(Records about charts and figures)
---

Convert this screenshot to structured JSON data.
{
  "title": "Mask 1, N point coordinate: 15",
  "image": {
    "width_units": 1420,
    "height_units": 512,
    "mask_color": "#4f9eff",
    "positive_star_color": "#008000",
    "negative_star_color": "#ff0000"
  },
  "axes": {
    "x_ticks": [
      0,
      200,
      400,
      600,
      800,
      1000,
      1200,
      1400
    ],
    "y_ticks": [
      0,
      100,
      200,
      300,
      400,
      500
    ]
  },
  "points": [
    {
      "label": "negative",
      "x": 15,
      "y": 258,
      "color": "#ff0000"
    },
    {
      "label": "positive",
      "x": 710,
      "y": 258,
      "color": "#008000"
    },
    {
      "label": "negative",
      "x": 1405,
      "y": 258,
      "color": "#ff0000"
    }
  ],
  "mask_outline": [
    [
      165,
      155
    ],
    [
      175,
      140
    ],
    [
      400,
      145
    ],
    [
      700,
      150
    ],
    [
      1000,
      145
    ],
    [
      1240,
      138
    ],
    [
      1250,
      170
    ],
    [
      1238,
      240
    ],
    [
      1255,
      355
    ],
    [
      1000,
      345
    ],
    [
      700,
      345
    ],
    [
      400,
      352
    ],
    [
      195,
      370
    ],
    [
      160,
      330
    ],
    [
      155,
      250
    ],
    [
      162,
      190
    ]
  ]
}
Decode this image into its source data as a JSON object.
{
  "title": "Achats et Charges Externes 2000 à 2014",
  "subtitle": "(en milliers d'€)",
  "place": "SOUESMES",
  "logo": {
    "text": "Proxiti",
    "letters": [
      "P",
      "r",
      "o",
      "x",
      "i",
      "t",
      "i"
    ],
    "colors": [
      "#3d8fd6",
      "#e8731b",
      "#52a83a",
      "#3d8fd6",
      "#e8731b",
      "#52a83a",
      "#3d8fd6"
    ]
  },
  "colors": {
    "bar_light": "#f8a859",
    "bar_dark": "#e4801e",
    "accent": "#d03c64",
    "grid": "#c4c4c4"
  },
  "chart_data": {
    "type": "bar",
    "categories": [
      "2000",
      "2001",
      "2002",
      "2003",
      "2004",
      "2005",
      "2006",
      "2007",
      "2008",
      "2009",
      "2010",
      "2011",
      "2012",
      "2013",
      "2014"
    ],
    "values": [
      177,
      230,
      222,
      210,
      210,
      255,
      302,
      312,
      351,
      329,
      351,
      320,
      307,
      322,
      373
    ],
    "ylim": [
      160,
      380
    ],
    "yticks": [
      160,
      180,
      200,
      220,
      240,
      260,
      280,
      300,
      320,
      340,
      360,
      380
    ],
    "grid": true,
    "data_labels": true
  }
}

---

Challenge –
Report the number of lines in the entries above that include the string "JSON". Give nothing but the number.

Solved problem –
2